(Instructions for the task)
Please work out how many lines in the material contain "school" and give only that figure.

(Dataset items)
▼

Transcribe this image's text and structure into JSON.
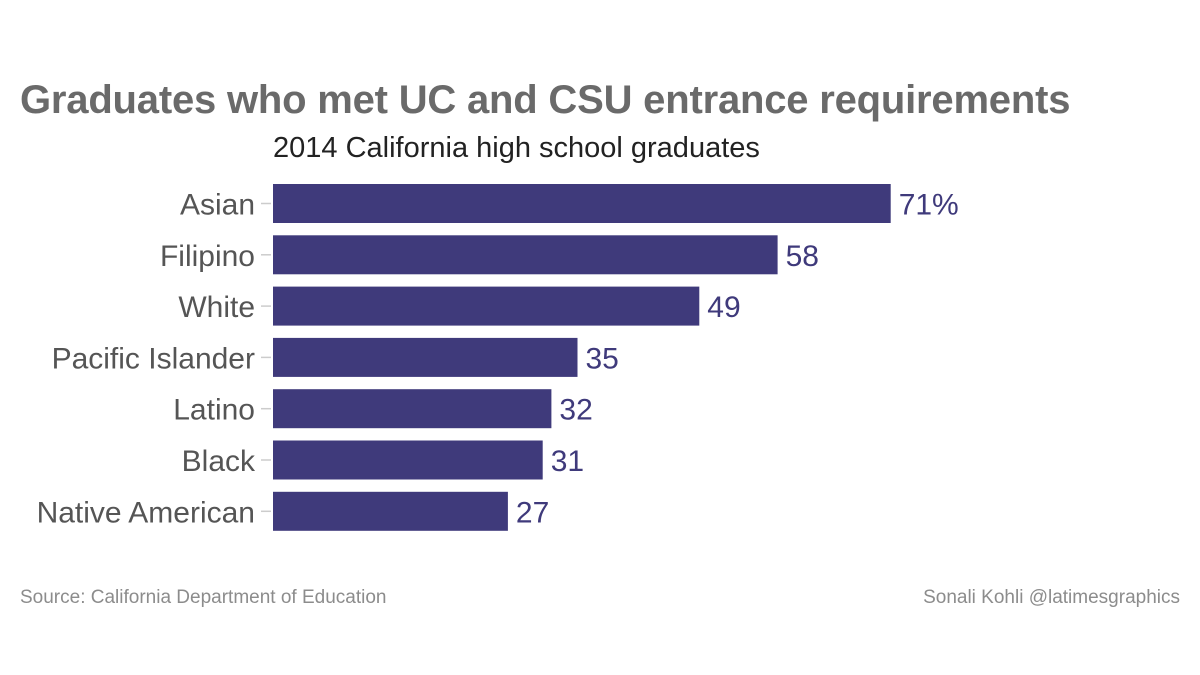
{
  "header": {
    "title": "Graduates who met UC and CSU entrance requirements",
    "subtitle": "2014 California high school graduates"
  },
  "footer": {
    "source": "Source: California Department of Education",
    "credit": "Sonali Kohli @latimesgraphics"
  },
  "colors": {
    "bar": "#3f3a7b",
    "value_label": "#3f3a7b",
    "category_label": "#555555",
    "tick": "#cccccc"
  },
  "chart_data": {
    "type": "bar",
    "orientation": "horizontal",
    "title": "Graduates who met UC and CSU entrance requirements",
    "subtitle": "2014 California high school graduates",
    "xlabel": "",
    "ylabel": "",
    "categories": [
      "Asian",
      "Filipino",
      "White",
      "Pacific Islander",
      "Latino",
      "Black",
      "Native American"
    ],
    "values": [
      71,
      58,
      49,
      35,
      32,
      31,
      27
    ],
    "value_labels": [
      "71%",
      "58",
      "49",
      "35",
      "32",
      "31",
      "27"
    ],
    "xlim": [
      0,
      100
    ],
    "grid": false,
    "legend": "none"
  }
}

▲
▼

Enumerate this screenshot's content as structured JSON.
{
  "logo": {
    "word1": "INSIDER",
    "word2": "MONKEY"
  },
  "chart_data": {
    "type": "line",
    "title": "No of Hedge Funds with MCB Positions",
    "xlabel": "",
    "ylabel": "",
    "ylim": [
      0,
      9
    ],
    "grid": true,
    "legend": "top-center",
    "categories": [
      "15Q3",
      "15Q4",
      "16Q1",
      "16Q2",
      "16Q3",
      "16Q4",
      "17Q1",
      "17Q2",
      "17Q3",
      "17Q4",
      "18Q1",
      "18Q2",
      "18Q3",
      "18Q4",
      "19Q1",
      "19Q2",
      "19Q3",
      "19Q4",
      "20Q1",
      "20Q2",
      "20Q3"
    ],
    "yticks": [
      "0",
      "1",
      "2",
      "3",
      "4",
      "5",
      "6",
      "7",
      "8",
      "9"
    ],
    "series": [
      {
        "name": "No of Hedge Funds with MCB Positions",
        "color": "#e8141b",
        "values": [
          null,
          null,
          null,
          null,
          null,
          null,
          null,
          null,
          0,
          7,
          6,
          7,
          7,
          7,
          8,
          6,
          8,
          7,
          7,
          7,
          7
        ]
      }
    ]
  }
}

▲

(Correct output)
2